_PROBLEM DETAILS_:
Using the records below, give the number of lines where the word "seat" appears, with no further output.

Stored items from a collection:
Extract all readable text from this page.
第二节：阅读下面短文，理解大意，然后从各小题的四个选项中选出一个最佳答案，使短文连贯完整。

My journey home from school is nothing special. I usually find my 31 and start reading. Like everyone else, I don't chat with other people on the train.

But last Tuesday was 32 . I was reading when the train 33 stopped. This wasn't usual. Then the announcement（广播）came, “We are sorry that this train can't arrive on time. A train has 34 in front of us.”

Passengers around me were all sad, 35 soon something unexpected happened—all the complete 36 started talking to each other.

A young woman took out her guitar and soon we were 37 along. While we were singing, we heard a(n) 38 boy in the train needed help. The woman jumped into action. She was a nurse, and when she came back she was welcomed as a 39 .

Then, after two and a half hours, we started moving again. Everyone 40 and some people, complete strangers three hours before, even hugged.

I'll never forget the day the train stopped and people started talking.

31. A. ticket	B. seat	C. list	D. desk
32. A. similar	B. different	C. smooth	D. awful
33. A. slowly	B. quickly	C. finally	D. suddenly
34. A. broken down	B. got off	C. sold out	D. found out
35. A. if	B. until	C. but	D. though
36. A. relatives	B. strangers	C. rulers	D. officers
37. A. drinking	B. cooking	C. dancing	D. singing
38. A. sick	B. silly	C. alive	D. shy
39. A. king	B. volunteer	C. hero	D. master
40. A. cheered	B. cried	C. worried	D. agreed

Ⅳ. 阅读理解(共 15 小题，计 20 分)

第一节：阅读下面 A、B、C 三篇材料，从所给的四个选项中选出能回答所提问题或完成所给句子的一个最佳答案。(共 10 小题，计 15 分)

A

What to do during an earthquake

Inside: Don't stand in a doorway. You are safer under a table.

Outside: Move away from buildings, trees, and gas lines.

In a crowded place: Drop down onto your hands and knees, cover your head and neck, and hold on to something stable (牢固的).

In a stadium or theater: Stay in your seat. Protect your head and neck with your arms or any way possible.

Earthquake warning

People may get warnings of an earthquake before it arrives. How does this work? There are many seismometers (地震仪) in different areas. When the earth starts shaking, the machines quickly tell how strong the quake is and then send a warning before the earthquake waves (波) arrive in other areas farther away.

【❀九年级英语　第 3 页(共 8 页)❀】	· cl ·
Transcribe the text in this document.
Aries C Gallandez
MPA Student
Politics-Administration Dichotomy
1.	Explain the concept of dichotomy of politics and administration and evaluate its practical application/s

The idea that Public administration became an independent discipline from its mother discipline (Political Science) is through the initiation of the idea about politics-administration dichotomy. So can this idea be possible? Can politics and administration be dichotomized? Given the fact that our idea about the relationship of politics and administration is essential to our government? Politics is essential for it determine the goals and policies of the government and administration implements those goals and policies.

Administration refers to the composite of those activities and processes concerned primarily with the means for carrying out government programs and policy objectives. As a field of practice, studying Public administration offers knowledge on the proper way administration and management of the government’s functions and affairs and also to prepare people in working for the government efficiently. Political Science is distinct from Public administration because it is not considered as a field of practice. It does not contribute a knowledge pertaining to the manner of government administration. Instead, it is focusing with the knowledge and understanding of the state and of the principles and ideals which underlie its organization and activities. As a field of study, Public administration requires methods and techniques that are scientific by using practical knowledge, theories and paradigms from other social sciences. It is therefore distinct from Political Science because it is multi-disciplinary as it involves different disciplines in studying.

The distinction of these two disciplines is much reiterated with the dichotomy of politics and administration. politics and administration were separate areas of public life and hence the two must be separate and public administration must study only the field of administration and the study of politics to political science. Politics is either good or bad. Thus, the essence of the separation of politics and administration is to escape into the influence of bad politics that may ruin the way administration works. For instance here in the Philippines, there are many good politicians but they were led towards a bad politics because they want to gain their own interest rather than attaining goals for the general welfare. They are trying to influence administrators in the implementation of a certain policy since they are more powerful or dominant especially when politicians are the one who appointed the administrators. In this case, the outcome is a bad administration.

_WRITTEN RESPONSE_:
2